• [TASK REQUIREMENTS] Select lines where the word "USDJPY" appears.
<<<<
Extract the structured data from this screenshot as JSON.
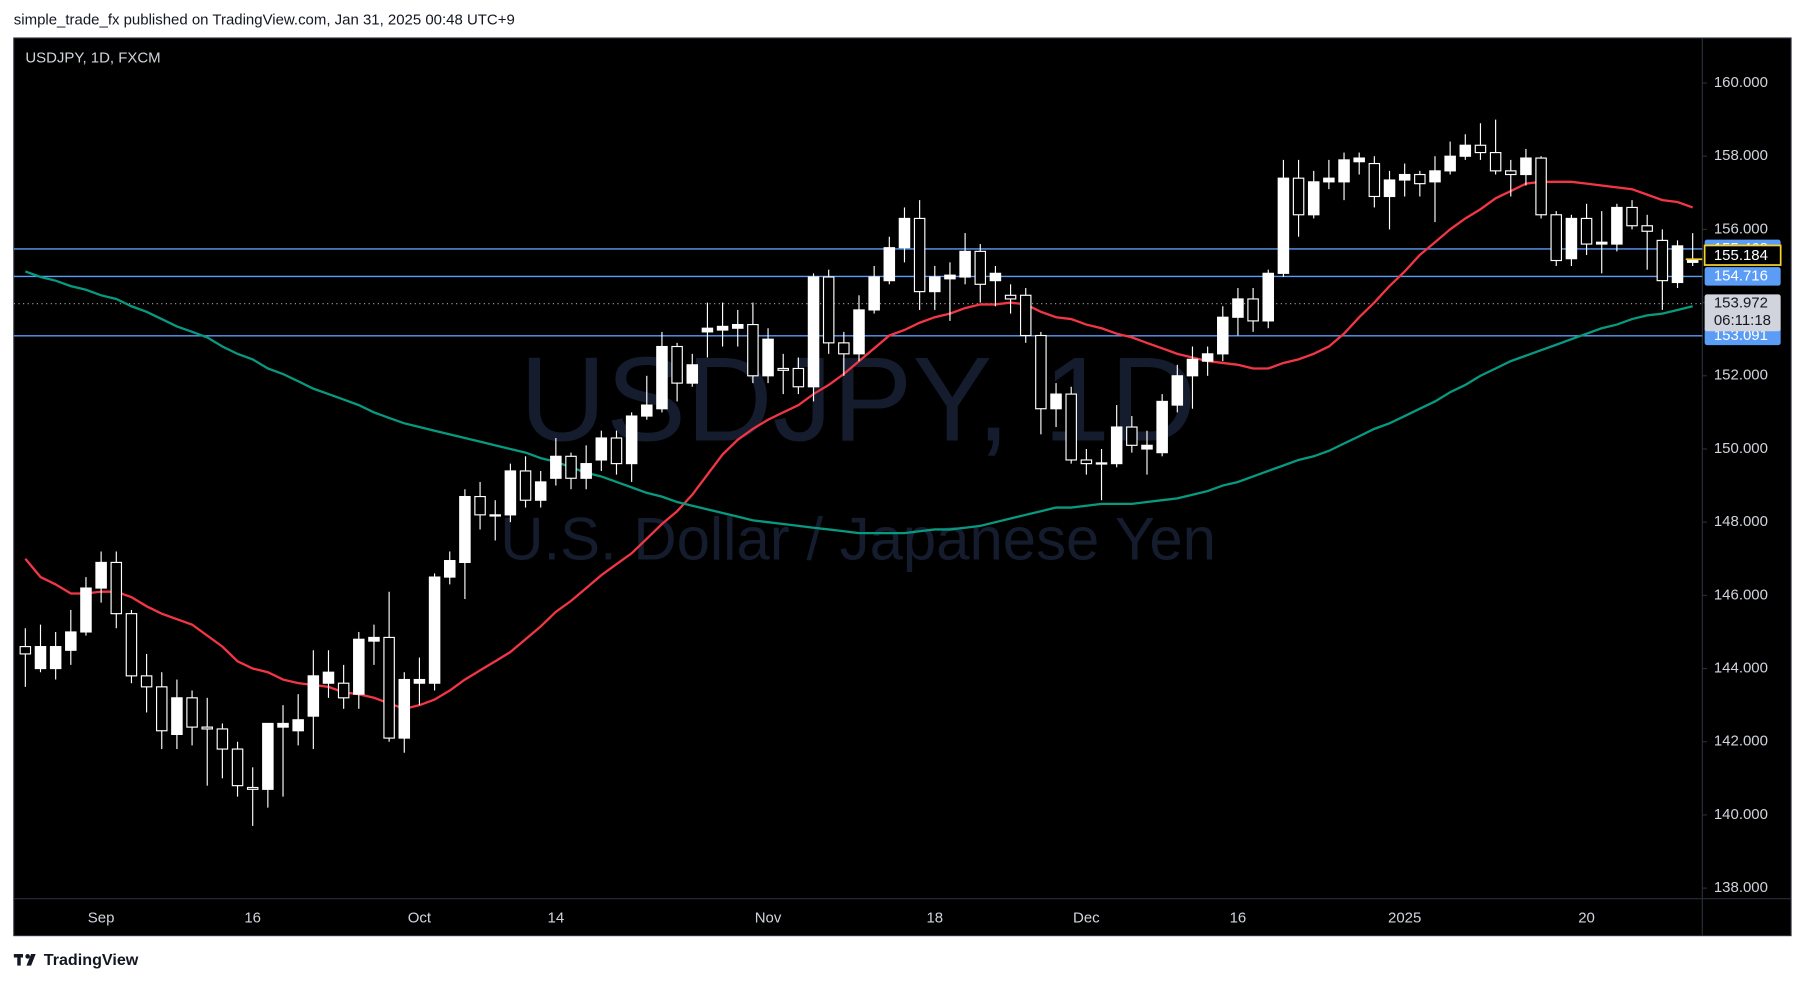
{
  "header": {
    "publisher": "simple_trade_fx published on TradingView.com, Jan 31, 2025 00:48 UTC+9"
  },
  "footer": {
    "brand": "TradingView"
  },
  "chart_data": {
    "type": "candlestick",
    "title": "USDJPY, 1D, FXCM",
    "watermark": "USDJPY, 1D",
    "subtitle": "U.S. Dollar / Japanese Yen",
    "categories": [
      null,
      null,
      null,
      null,
      null,
      "Sep",
      null,
      null,
      null,
      null,
      null,
      null,
      null,
      null,
      null,
      "16",
      null,
      null,
      null,
      null,
      null,
      null,
      null,
      null,
      null,
      null,
      "Oct",
      null,
      null,
      null,
      null,
      null,
      null,
      null,
      null,
      "14",
      null,
      null,
      null,
      null,
      null,
      null,
      null,
      null,
      null,
      null,
      null,
      null,
      null,
      "Nov",
      null,
      null,
      null,
      null,
      null,
      null,
      null,
      null,
      null,
      null,
      "18",
      null,
      null,
      null,
      null,
      null,
      null,
      null,
      null,
      null,
      "Dec",
      null,
      null,
      null,
      null,
      null,
      null,
      null,
      null,
      null,
      "16",
      null,
      null,
      null,
      null,
      null,
      null,
      null,
      null,
      null,
      null,
      "2025",
      null,
      null,
      null,
      null,
      null,
      null,
      null,
      null,
      null,
      null,
      null,
      "20",
      null,
      null,
      null,
      null,
      null,
      null,
      null
    ],
    "open": [
      144.6,
      144.0,
      144.0,
      144.5,
      145.0,
      146.2,
      146.9,
      145.5,
      143.8,
      143.5,
      142.2,
      143.2,
      142.4,
      142.35,
      141.8,
      140.75,
      140.7,
      142.4,
      142.3,
      142.7,
      143.6,
      143.6,
      143.3,
      144.75,
      144.85,
      142.1,
      143.6,
      143.6,
      146.5,
      146.9,
      148.7,
      148.2,
      148.2,
      149.4,
      148.6,
      149.2,
      149.8,
      149.2,
      149.7,
      150.3,
      149.6,
      150.9,
      151.1,
      152.8,
      151.8,
      153.2,
      153.25,
      153.3,
      153.4,
      152.0,
      152.2,
      152.2,
      151.7,
      154.7,
      152.9,
      152.6,
      153.8,
      154.6,
      155.5,
      156.3,
      154.3,
      154.65,
      154.7,
      155.4,
      154.6,
      154.2,
      154.2,
      153.1,
      151.1,
      151.5,
      149.7,
      149.6,
      149.6,
      150.6,
      150.0,
      149.9,
      151.2,
      152.0,
      152.4,
      152.6,
      153.6,
      154.1,
      153.5,
      154.8,
      157.4,
      156.4,
      157.3,
      157.3,
      157.85,
      157.8,
      156.9,
      157.35,
      157.5,
      157.3,
      157.6,
      158.0,
      158.3,
      158.1,
      157.6,
      157.5,
      157.95,
      156.4,
      155.2,
      156.3,
      155.6,
      155.6,
      156.6,
      156.1,
      155.7,
      154.55,
      155.1
    ],
    "high": [
      145.1,
      145.2,
      145.0,
      145.6,
      146.5,
      147.2,
      147.2,
      145.6,
      144.4,
      143.9,
      143.7,
      143.4,
      143.2,
      142.5,
      142.0,
      141.3,
      142.5,
      143.0,
      143.3,
      144.5,
      144.5,
      144.1,
      145.0,
      145.2,
      146.1,
      143.9,
      144.3,
      146.6,
      147.2,
      148.9,
      149.1,
      148.6,
      149.6,
      149.8,
      149.4,
      150.3,
      149.9,
      150.1,
      150.5,
      150.5,
      151.0,
      152.0,
      153.2,
      152.9,
      152.6,
      154.0,
      154.0,
      153.8,
      154.0,
      153.3,
      152.6,
      152.5,
      154.8,
      154.9,
      153.2,
      154.2,
      155.0,
      155.8,
      156.6,
      156.8,
      155.0,
      155.1,
      155.9,
      155.6,
      155.0,
      154.5,
      154.4,
      153.2,
      151.8,
      151.7,
      150.0,
      150.0,
      151.2,
      150.9,
      150.5,
      151.5,
      152.3,
      152.8,
      152.8,
      153.9,
      154.4,
      154.4,
      154.9,
      157.9,
      157.9,
      157.6,
      157.9,
      158.1,
      158.1,
      158.0,
      157.6,
      157.8,
      157.6,
      158.0,
      158.4,
      158.6,
      158.9,
      159.0,
      157.9,
      158.2,
      158.0,
      156.5,
      156.4,
      156.7,
      156.5,
      156.7,
      156.8,
      156.4,
      156.0,
      155.7,
      155.9
    ],
    "low": [
      143.5,
      143.9,
      143.7,
      144.1,
      144.9,
      145.8,
      145.1,
      143.6,
      142.8,
      141.8,
      141.8,
      141.9,
      140.8,
      141.0,
      140.5,
      139.7,
      140.2,
      140.5,
      141.9,
      141.8,
      143.2,
      142.9,
      142.9,
      144.1,
      142.0,
      141.7,
      143.0,
      143.4,
      146.3,
      145.9,
      147.8,
      147.5,
      148.0,
      148.4,
      148.4,
      149.0,
      148.9,
      148.9,
      149.4,
      149.3,
      149.1,
      150.8,
      151.0,
      151.3,
      151.7,
      152.5,
      152.8,
      152.8,
      151.8,
      151.8,
      151.5,
      151.5,
      151.3,
      152.6,
      152.0,
      152.4,
      153.7,
      154.5,
      155.1,
      153.8,
      153.8,
      153.5,
      154.5,
      154.0,
      153.9,
      153.7,
      152.9,
      150.4,
      150.6,
      149.6,
      149.3,
      148.6,
      149.5,
      149.9,
      149.3,
      149.8,
      151.0,
      151.1,
      152.0,
      152.4,
      153.1,
      153.2,
      153.3,
      154.7,
      155.8,
      156.3,
      157.1,
      156.8,
      157.5,
      156.6,
      156.0,
      156.9,
      156.9,
      156.2,
      157.5,
      157.9,
      157.9,
      157.5,
      156.9,
      157.2,
      156.3,
      155.0,
      155.0,
      155.3,
      154.8,
      155.4,
      156.0,
      154.9,
      153.8,
      154.4,
      155.0
    ],
    "close": [
      144.4,
      144.6,
      144.6,
      145.0,
      146.2,
      146.9,
      145.5,
      143.8,
      143.5,
      142.3,
      143.2,
      142.4,
      142.35,
      141.8,
      140.8,
      140.7,
      142.5,
      142.5,
      142.6,
      143.8,
      143.9,
      143.2,
      144.8,
      144.85,
      142.1,
      143.7,
      143.7,
      146.5,
      146.95,
      148.7,
      148.2,
      148.2,
      149.4,
      148.6,
      149.1,
      149.8,
      149.2,
      149.6,
      150.3,
      149.6,
      150.9,
      151.2,
      152.8,
      151.8,
      152.3,
      153.3,
      153.35,
      153.4,
      152.0,
      153.0,
      152.15,
      151.7,
      154.7,
      152.9,
      152.6,
      153.8,
      154.7,
      155.5,
      156.3,
      154.3,
      154.7,
      154.75,
      155.4,
      154.5,
      154.8,
      154.1,
      153.1,
      151.1,
      151.5,
      149.7,
      149.6,
      149.62,
      150.6,
      150.1,
      150.1,
      151.3,
      152.0,
      152.45,
      152.6,
      153.6,
      154.1,
      153.5,
      154.8,
      157.4,
      156.4,
      157.3,
      157.4,
      157.9,
      157.95,
      156.9,
      157.35,
      157.5,
      157.25,
      157.6,
      158.0,
      158.3,
      158.1,
      157.6,
      157.5,
      157.95,
      156.4,
      155.15,
      156.3,
      155.6,
      155.65,
      156.6,
      156.1,
      155.95,
      154.6,
      155.55,
      155.184
    ],
    "up_color": "#ffffff",
    "down_color": "#000000",
    "wick_color": "#ffffff",
    "lines": [
      {
        "color": "#f23645",
        "values": [
          147.0,
          146.5,
          146.3,
          146.05,
          146.05,
          146.1,
          146.1,
          145.95,
          145.7,
          145.5,
          145.35,
          145.2,
          144.9,
          144.6,
          144.2,
          144.0,
          143.9,
          143.7,
          143.6,
          143.55,
          143.5,
          143.35,
          143.3,
          143.2,
          143.05,
          142.9,
          143.0,
          143.15,
          143.4,
          143.7,
          143.95,
          144.2,
          144.45,
          144.8,
          145.15,
          145.55,
          145.85,
          146.2,
          146.55,
          146.85,
          147.15,
          147.55,
          147.95,
          148.3,
          148.75,
          149.3,
          149.85,
          150.25,
          150.55,
          150.8,
          151.0,
          151.2,
          151.5,
          151.75,
          152.05,
          152.4,
          152.75,
          153.1,
          153.25,
          153.45,
          153.6,
          153.7,
          153.85,
          153.95,
          153.95,
          154.0,
          153.95,
          153.75,
          153.6,
          153.55,
          153.4,
          153.3,
          153.15,
          153.05,
          152.9,
          152.75,
          152.6,
          152.5,
          152.4,
          152.35,
          152.3,
          152.2,
          152.2,
          152.35,
          152.45,
          152.6,
          152.8,
          153.15,
          153.6,
          154.0,
          154.45,
          154.85,
          155.3,
          155.65,
          156.0,
          156.3,
          156.55,
          156.85,
          157.05,
          157.25,
          157.3,
          157.3,
          157.3,
          157.25,
          157.2,
          157.15,
          157.1,
          156.95,
          156.8,
          156.75,
          156.6
        ]
      },
      {
        "color": "#089981",
        "values": [
          154.85,
          154.7,
          154.6,
          154.45,
          154.35,
          154.2,
          154.1,
          153.9,
          153.75,
          153.55,
          153.35,
          153.2,
          153.05,
          152.8,
          152.6,
          152.45,
          152.2,
          152.05,
          151.85,
          151.65,
          151.5,
          151.35,
          151.2,
          151.0,
          150.85,
          150.7,
          150.6,
          150.5,
          150.4,
          150.3,
          150.2,
          150.1,
          150.0,
          149.9,
          149.75,
          149.65,
          149.5,
          149.35,
          149.25,
          149.1,
          148.95,
          148.8,
          148.7,
          148.55,
          148.45,
          148.35,
          148.25,
          148.15,
          148.05,
          148.0,
          147.95,
          147.9,
          147.85,
          147.8,
          147.75,
          147.7,
          147.7,
          147.7,
          147.7,
          147.75,
          147.8,
          147.8,
          147.85,
          147.9,
          148.0,
          148.1,
          148.2,
          148.3,
          148.4,
          148.4,
          148.45,
          148.5,
          148.5,
          148.5,
          148.55,
          148.6,
          148.65,
          148.75,
          148.85,
          149.0,
          149.1,
          149.25,
          149.4,
          149.55,
          149.7,
          149.8,
          149.95,
          150.15,
          150.35,
          150.55,
          150.7,
          150.9,
          151.1,
          151.3,
          151.55,
          151.75,
          152.0,
          152.2,
          152.4,
          152.55,
          152.7,
          152.85,
          153.0,
          153.15,
          153.3,
          153.4,
          153.55,
          153.65,
          153.7,
          153.8,
          153.9
        ]
      }
    ],
    "hlines": [
      {
        "value": 155.468,
        "color": "#5b9cf6"
      },
      {
        "value": 154.716,
        "color": "#5b9cf6"
      },
      {
        "value": 153.091,
        "color": "#5b9cf6"
      }
    ],
    "dotted_line": {
      "value": 153.972,
      "color": "#9598a1"
    },
    "countdown": "06:11:18",
    "last_price": {
      "value": 155.184,
      "color": "#f7d22d"
    },
    "ylim": [
      137.71,
      161.23
    ],
    "yticks": [
      {
        "value": 138,
        "label": "138.000"
      },
      {
        "value": 140,
        "label": "140.000"
      },
      {
        "value": 142,
        "label": "142.000"
      },
      {
        "value": 144,
        "label": "144.000"
      },
      {
        "value": 146,
        "label": "146.000"
      },
      {
        "value": 148,
        "label": "148.000"
      },
      {
        "value": 150,
        "label": "150.000"
      },
      {
        "value": 152,
        "label": "152.000"
      },
      {
        "value": 154,
        "label": "154.000"
      },
      {
        "value": 156,
        "label": "156.000"
      },
      {
        "value": 158,
        "label": "158.000"
      },
      {
        "value": 160,
        "label": "160.000"
      }
    ],
    "grid": false
  }
}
>>>>
• [EXERCISE RESULT]
    "title": "USDJPY, 1D, FXCM",
    "watermark": "USDJPY, 1D",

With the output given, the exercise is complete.